# Required task
Find every line below that contains the string "layer", and copy each of those lines in full.
** Begin Dataset content **
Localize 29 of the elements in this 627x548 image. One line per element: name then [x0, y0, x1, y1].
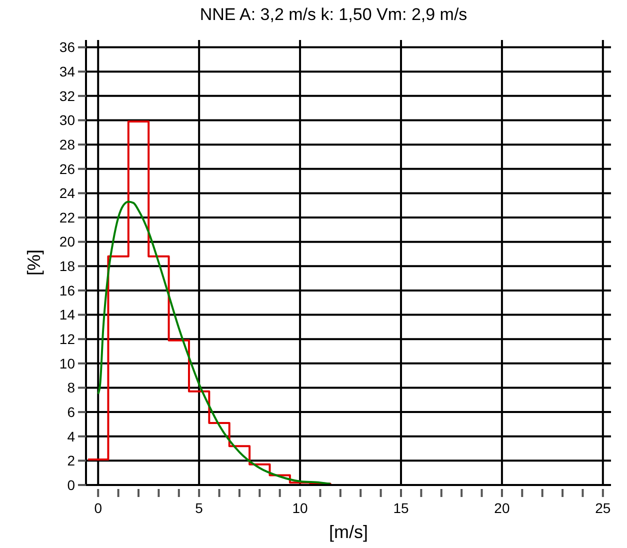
** End Dataset content **
** Begin Dataset content **
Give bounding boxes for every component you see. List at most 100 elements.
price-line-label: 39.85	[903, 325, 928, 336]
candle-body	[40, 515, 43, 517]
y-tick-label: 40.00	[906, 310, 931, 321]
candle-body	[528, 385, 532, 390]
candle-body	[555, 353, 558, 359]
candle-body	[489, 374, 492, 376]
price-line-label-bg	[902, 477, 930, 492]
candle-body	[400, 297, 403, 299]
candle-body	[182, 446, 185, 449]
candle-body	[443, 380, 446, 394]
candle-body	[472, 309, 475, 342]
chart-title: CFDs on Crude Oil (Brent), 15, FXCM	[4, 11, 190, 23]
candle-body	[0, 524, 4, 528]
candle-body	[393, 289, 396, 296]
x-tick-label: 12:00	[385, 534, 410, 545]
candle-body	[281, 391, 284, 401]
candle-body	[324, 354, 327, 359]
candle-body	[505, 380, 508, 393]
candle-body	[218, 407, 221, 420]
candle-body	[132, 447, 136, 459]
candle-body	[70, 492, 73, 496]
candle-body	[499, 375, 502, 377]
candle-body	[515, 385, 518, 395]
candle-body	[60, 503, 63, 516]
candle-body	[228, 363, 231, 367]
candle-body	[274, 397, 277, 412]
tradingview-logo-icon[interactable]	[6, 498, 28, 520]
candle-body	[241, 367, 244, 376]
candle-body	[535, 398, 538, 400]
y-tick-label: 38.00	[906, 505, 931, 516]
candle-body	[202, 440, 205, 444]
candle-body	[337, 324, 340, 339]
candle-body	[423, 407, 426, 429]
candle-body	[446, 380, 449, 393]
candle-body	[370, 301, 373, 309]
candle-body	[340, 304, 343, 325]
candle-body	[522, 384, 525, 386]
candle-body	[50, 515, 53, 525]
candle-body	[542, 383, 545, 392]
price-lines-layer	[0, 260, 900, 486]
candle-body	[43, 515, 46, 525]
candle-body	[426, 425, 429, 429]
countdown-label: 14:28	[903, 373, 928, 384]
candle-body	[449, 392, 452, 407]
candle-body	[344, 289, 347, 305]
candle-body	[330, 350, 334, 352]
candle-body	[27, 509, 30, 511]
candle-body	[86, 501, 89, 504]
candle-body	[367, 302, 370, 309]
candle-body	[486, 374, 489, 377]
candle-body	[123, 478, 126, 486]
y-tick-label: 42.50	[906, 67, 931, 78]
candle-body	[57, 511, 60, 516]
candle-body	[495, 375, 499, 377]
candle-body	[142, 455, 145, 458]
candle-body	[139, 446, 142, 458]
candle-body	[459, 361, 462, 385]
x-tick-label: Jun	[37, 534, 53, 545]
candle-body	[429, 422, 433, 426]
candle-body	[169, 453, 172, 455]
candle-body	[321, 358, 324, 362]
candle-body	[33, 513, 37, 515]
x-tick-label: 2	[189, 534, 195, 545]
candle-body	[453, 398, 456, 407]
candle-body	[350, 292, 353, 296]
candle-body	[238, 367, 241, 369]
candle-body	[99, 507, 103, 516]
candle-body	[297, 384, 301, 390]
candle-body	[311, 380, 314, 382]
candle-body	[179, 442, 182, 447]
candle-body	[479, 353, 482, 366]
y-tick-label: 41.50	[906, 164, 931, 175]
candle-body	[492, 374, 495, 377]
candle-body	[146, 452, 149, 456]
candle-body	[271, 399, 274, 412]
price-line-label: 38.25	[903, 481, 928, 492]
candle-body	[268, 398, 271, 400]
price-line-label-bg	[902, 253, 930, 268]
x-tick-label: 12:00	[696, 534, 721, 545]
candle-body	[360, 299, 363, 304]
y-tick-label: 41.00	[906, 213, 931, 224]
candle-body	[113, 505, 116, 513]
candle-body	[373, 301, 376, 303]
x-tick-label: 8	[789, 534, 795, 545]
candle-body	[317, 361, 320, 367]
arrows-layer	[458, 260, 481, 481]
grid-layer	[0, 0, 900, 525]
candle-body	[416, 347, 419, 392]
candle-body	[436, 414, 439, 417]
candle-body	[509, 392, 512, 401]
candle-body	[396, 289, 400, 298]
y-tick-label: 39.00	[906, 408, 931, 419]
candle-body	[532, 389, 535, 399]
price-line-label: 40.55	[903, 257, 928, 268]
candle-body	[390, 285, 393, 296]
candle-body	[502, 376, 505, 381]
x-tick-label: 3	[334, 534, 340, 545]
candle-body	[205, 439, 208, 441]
** End Dataset content **
# Task output
price-lines-layer	[0, 260, 900, 486]
arrows-layer	[458, 260, 481, 481]
grid-layer	[0, 0, 900, 525]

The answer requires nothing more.